**TASK DIRECTIONS:** Report how many lines hold the string "values". Give the number and nothing else.

━━━━━ DATA SUPPLIED ━━━━━

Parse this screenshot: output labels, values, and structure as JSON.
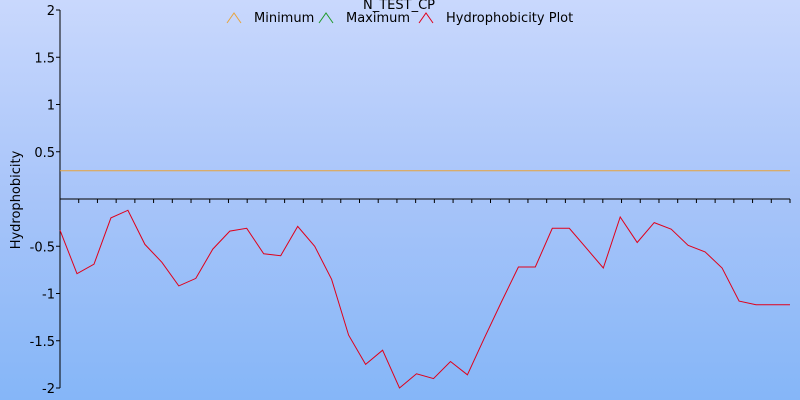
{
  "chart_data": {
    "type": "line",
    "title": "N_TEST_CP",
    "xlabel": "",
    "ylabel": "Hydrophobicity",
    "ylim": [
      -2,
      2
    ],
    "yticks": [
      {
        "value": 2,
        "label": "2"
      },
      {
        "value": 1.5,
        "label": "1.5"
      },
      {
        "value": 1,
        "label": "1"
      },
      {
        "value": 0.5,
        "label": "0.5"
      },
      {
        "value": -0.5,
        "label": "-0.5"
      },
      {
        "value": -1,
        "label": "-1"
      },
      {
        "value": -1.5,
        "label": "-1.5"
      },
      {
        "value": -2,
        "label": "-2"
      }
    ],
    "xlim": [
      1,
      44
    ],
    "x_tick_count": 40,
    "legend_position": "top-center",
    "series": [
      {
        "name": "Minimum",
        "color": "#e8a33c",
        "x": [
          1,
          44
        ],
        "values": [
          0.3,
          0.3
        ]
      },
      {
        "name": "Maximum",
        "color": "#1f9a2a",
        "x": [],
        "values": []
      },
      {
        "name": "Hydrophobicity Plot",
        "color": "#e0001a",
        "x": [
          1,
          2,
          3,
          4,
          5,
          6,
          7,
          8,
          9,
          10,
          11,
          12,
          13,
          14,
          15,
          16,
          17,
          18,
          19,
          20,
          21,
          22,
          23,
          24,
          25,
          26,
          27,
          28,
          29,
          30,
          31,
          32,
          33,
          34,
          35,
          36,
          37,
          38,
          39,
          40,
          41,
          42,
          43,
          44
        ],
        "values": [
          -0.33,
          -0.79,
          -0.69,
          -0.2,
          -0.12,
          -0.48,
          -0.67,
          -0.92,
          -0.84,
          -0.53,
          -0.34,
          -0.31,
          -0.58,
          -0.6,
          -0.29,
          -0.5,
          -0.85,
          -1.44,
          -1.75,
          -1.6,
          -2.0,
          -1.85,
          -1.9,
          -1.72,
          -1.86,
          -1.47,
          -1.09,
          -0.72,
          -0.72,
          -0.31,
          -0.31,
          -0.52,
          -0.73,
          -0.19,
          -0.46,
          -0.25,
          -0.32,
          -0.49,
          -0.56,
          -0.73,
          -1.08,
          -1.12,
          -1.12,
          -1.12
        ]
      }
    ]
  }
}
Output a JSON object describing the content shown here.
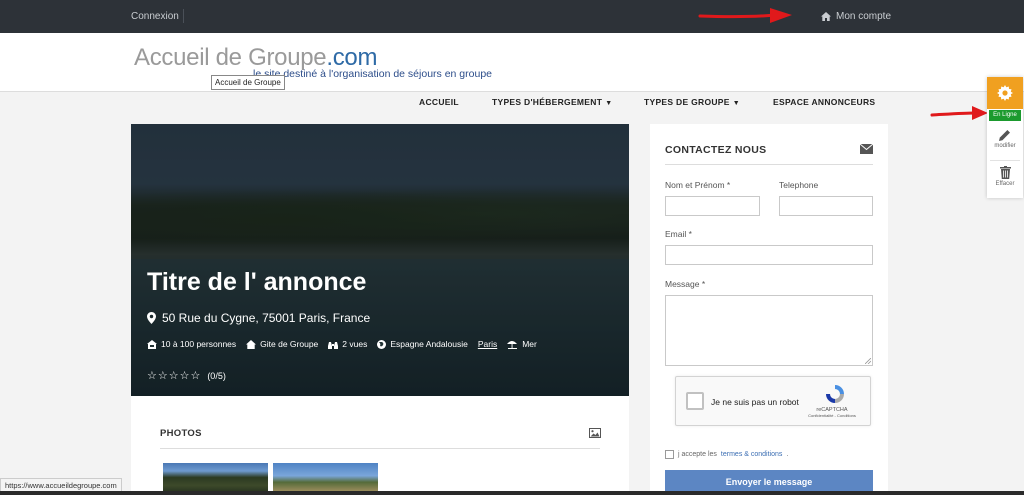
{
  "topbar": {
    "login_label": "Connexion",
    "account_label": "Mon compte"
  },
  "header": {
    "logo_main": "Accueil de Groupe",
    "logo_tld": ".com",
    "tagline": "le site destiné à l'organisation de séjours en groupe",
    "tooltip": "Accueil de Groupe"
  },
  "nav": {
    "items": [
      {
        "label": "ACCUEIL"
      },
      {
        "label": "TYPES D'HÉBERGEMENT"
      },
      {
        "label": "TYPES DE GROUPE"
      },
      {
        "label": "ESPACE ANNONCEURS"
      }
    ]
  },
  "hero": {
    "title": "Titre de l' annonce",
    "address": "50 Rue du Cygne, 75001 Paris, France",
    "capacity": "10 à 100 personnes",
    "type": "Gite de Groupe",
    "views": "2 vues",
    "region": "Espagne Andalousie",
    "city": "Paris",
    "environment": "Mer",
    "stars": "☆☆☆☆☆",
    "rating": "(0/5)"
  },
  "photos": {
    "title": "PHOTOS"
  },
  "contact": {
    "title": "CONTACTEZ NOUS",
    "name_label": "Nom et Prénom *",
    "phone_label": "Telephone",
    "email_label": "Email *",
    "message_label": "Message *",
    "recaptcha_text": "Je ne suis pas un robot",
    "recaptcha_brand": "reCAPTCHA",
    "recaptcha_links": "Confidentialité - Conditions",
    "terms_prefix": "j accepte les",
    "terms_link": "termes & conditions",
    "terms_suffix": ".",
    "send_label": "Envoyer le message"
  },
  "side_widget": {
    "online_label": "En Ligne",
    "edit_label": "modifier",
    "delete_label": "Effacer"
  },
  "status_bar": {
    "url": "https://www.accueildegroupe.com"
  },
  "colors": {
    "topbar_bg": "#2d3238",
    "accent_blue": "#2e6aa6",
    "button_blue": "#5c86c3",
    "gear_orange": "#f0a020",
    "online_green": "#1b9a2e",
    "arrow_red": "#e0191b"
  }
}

━━━━━

**RESULT FOR THIS TASK:** 4